- **What you need to do**
Take all the material and copy it exactly.

Figure content listings
◆ ◆ ◆ ◆
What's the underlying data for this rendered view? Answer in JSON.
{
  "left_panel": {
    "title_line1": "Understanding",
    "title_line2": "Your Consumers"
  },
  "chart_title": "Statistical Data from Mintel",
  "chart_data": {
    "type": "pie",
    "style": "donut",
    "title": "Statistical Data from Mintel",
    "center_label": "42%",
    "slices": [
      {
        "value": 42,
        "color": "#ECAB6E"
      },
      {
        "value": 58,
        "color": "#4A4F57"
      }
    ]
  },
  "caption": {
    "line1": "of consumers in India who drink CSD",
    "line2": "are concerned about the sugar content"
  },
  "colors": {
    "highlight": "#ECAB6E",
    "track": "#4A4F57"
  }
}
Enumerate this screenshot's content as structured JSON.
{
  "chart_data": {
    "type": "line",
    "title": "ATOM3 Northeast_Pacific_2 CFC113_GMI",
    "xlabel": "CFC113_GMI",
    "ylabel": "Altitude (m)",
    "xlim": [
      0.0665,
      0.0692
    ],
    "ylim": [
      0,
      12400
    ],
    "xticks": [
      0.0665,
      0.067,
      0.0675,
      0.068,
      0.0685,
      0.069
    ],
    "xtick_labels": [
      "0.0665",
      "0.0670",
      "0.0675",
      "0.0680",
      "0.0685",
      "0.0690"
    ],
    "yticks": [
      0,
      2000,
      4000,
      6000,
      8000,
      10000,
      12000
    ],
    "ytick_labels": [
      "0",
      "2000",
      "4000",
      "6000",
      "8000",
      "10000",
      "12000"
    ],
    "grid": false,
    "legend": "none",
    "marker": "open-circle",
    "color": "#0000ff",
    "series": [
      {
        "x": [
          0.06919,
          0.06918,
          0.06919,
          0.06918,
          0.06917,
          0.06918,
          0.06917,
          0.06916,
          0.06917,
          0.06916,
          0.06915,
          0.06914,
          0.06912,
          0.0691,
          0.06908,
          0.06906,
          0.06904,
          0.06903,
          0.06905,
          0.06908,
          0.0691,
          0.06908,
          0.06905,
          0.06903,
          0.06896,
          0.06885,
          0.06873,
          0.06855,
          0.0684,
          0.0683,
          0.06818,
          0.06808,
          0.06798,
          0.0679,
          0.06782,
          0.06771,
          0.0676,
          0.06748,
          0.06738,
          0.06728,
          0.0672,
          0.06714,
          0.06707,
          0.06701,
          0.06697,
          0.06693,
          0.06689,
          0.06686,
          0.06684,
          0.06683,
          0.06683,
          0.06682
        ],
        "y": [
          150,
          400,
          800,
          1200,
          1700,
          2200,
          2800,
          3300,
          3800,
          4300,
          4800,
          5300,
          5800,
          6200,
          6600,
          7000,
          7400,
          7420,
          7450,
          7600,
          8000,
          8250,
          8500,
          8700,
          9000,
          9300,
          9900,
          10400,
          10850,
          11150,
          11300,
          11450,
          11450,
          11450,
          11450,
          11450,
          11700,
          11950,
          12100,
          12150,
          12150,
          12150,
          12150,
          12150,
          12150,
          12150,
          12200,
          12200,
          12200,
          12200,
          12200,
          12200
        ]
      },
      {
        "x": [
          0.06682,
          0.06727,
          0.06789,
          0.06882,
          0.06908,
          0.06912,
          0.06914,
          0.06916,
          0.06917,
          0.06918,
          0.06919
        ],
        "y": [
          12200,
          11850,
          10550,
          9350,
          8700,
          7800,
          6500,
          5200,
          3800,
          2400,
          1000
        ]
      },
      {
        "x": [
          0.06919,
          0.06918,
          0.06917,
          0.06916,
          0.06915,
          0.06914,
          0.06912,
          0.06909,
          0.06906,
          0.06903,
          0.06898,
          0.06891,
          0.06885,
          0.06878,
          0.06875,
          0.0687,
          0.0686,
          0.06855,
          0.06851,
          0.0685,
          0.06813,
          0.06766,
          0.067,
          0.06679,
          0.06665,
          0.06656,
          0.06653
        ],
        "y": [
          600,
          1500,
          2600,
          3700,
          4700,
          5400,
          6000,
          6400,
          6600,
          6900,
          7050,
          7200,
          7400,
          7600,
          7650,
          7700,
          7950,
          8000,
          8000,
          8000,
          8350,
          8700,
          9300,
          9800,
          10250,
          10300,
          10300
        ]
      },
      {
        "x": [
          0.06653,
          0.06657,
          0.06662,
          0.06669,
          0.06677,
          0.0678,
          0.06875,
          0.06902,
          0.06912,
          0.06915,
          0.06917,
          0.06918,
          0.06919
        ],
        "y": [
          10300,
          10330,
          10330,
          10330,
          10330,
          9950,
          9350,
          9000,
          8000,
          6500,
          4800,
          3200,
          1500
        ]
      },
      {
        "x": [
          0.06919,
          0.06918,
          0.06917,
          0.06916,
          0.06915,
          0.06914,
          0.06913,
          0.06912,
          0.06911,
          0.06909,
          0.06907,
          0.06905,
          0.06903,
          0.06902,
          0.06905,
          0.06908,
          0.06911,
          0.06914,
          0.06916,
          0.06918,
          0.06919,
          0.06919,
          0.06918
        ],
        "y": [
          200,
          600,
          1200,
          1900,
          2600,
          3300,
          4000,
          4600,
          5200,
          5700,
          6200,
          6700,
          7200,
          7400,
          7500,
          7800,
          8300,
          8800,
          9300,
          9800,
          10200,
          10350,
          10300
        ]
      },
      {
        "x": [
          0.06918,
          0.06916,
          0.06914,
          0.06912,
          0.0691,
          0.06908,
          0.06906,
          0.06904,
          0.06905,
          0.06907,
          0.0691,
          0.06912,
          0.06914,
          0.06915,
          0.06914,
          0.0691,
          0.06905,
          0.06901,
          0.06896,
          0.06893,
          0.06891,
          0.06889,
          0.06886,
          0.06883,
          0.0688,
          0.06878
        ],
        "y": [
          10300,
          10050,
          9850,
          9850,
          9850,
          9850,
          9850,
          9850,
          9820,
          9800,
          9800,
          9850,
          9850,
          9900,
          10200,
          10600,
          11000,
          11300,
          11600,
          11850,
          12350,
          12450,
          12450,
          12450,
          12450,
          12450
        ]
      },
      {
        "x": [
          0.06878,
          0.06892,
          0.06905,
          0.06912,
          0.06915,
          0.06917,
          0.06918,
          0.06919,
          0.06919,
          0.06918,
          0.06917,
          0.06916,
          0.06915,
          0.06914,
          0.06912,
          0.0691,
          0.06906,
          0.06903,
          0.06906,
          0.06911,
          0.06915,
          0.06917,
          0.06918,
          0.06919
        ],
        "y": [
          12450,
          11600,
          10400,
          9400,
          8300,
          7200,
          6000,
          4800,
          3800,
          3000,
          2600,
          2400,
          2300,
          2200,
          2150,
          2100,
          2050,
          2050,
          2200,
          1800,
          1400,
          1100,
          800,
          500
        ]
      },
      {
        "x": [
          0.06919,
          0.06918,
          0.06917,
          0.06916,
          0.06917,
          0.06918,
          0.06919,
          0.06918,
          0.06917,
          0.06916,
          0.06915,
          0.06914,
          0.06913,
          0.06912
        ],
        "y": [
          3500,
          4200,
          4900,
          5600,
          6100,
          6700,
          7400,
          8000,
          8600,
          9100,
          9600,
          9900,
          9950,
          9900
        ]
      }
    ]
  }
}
◆ ◆ ◆ ◆
- **Output below**
What's the underlying data for this rendered view? Answer in JSON.
{
  "left_panel": {
    "title_line1": "Understanding",
    "title_line2": "Your Consumers"
  },
  "chart_title": "Statistical Data from Mintel",
  "chart_data": {
    "type": "pie",
    "style": "donut",
    "title": "Statistical Data from Mintel",
    "center_label": "42%",
    "slices": [
      {
        "value": 42,
        "color": "#ECAB6E"
      },
      {
        "value": 58,
        "color": "#4A4F57"
      }
    ]
  },
  "caption": {
    "line1": "of consumers in India who drink CSD",
    "line2": "are concerned about the sugar content"
  },
  "colors": {
    "highlight": "#ECAB6E",
    "track": "#4A4F57"
  }
}
Enumerate this screenshot's content as structured JSON.
{
  "chart_data": {
    "type": "line",
    "title": "ATOM3 Northeast_Pacific_2 CFC113_GMI",
    "xlabel": "CFC113_GMI",
    "ylabel": "Altitude (m)",
    "xlim": [
      0.0665,
      0.0692
    ],
    "ylim": [
      0,
      12400
    ],
    "xticks": [
      0.0665,
      0.067,
      0.0675,
      0.068,
      0.0685,
      0.069
    ],
    "xtick_labels": [
      "0.0665",
      "0.0670",
      "0.0675",
      "0.0680",
      "0.0685",
      "0.0690"
    ],
    "yticks": [
      0,
      2000,
      4000,
      6000,
      8000,
      10000,
      12000
    ],
    "ytick_labels": [
      "0",
      "2000",
      "4000",
      "6000",
      "8000",
      "10000",
      "12000"
    ],
    "grid": false,
    "legend": "none",
    "marker": "open-circle",
    "color": "#0000ff",
    "series": [
      {
        "x": [
          0.06919,
          0.06918,
          0.06919,
          0.06918,
          0.06917,
          0.06918,
          0.06917,
          0.06916,
          0.06917,
          0.06916,
          0.06915,
          0.06914,
          0.06912,
          0.0691,
          0.06908,
          0.06906,
          0.06904,
          0.06903,
          0.06905,
          0.06908,
          0.0691,
          0.06908,
          0.06905,
          0.06903,
          0.06896,
          0.06885,
          0.06873,
          0.06855,
          0.0684,
          0.0683,
          0.06818,
          0.06808,
          0.06798,
          0.0679,
          0.06782,
          0.06771,
          0.0676,
          0.06748,
          0.06738,
          0.06728,
          0.0672,
          0.06714,
          0.06707,
          0.06701,
          0.06697,
          0.06693,
          0.06689,
          0.06686,
          0.06684,
          0.06683,
          0.06683,
          0.06682
        ],
        "y": [
          150,
          400,
          800,
          1200,
          1700,
          2200,
          2800,
          3300,
          3800,
          4300,
          4800,
          5300,
          5800,
          6200,
          6600,
          7000,
          7400,
          7420,
          7450,
          7600,
          8000,
          8250,
          8500,
          8700,
          9000,
          9300,
          9900,
          10400,
          10850,
          11150,
          11300,
          11450,
          11450,
          11450,
          11450,
          11450,
          11700,
          11950,
          12100,
          12150,
          12150,
          12150,
          12150,
          12150,
          12150,
          12150,
          12200,
          12200,
          12200,
          12200,
          12200,
          12200
        ]
      },
      {
        "x": [
          0.06682,
          0.06727,
          0.06789,
          0.06882,
          0.06908,
          0.06912,
          0.06914,
          0.06916,
          0.06917,
          0.06918,
          0.06919
        ],
        "y": [
          12200,
          11850,
          10550,
          9350,
          8700,
          7800,
          6500,
          5200,
          3800,
          2400,
          1000
        ]
      },
      {
        "x": [
          0.06919,
          0.06918,
          0.06917,
          0.06916,
          0.06915,
          0.06914,
          0.06912,
          0.06909,
          0.06906,
          0.06903,
          0.06898,
          0.06891,
          0.06885,
          0.06878,
          0.06875,
          0.0687,
          0.0686,
          0.06855,
          0.06851,
          0.0685,
          0.06813,
          0.06766,
          0.067,
          0.06679,
          0.06665,
          0.06656,
          0.06653
        ],
        "y": [
          600,
          1500,
          2600,
          3700,
          4700,
          5400,
          6000,
          6400,
          6600,
          6900,
          7050,
          7200,
          7400,
          7600,
          7650,
          7700,
          7950,
          8000,
          8000,
          8000,
          8350,
          8700,
          9300,
          9800,
          10250,
          10300,
          10300
        ]
      },
      {
        "x": [
          0.06653,
          0.06657,
          0.06662,
          0.06669,
          0.06677,
          0.0678,
          0.06875,
          0.06902,
          0.06912,
          0.06915,
          0.06917,
          0.06918,
          0.06919
        ],
        "y": [
          10300,
          10330,
          10330,
          10330,
          10330,
          9950,
          9350,
          9000,
          8000,
          6500,
          4800,
          3200,
          1500
        ]
      },
      {
        "x": [
          0.06919,
          0.06918,
          0.06917,
          0.06916,
          0.06915,
          0.06914,
          0.06913,
          0.06912,
          0.06911,
          0.06909,
          0.06907,
          0.06905,
          0.06903,
          0.06902,
          0.06905,
          0.06908,
          0.06911,
          0.06914,
          0.06916,
          0.06918,
          0.06919,
          0.06919,
          0.06918
        ],
        "y": [
          200,
          600,
          1200,
          1900,
          2600,
          3300,
          4000,
          4600,
          5200,
          5700,
          6200,
          6700,
          7200,
          7400,
          7500,
          7800,
          8300,
          8800,
          9300,
          9800,
          10200,
          10350,
          10300
        ]
      },
      {
        "x": [
          0.06918,
          0.06916,
          0.06914,
          0.06912,
          0.0691,
          0.06908,
          0.06906,
          0.06904,
          0.06905,
          0.06907,
          0.0691,
          0.06912,
          0.06914,
          0.06915,
          0.06914,
          0.0691,
          0.06905,
          0.06901,
          0.06896,
          0.06893,
          0.06891,
          0.06889,
          0.06886,
          0.06883,
          0.0688,
          0.06878
        ],
        "y": [
          10300,
          10050,
          9850,
          9850,
          9850,
          9850,
          9850,
          9850,
          9820,
          9800,
          9800,
          9850,
          9850,
          9900,
          10200,
          10600,
          11000,
          11300,
          11600,
          11850,
          12350,
          12450,
          12450,
          12450,
          12450,
          12450
        ]
      },
      {
        "x": [
          0.06878,
          0.06892,
          0.06905,
          0.06912,
          0.06915,
          0.06917,
          0.06918,
          0.06919,
          0.06919,
          0.06918,
          0.06917,
          0.06916,
          0.06915,
          0.06914,
          0.06912,
          0.0691,
          0.06906,
          0.06903,
          0.06906,
          0.06911,
          0.06915,
          0.06917,
          0.06918,
          0.06919
        ],
        "y": [
          12450,
          11600,
          10400,
          9400,
          8300,
          7200,
          6000,
          4800,
          3800,
          3000,
          2600,
          2400,
          2300,
          2200,
          2150,
          2100,
          2050,
          2050,
          2200,
          1800,
          1400,
          1100,
          800,
          500
        ]
      },
      {
        "x": [
          0.06919,
          0.06918,
          0.06917,
          0.06916,
          0.06917,
          0.06918,
          0.06919,
          0.06918,
          0.06917,
          0.06916,
          0.06915,
          0.06914,
          0.06913,
          0.06912
        ],
        "y": [
          3500,
          4200,
          4900,
          5600,
          6100,
          6700,
          7400,
          8000,
          8600,
          9100,
          9600,
          9900,
          9950,
          9900
        ]
      }
    ]
  }
}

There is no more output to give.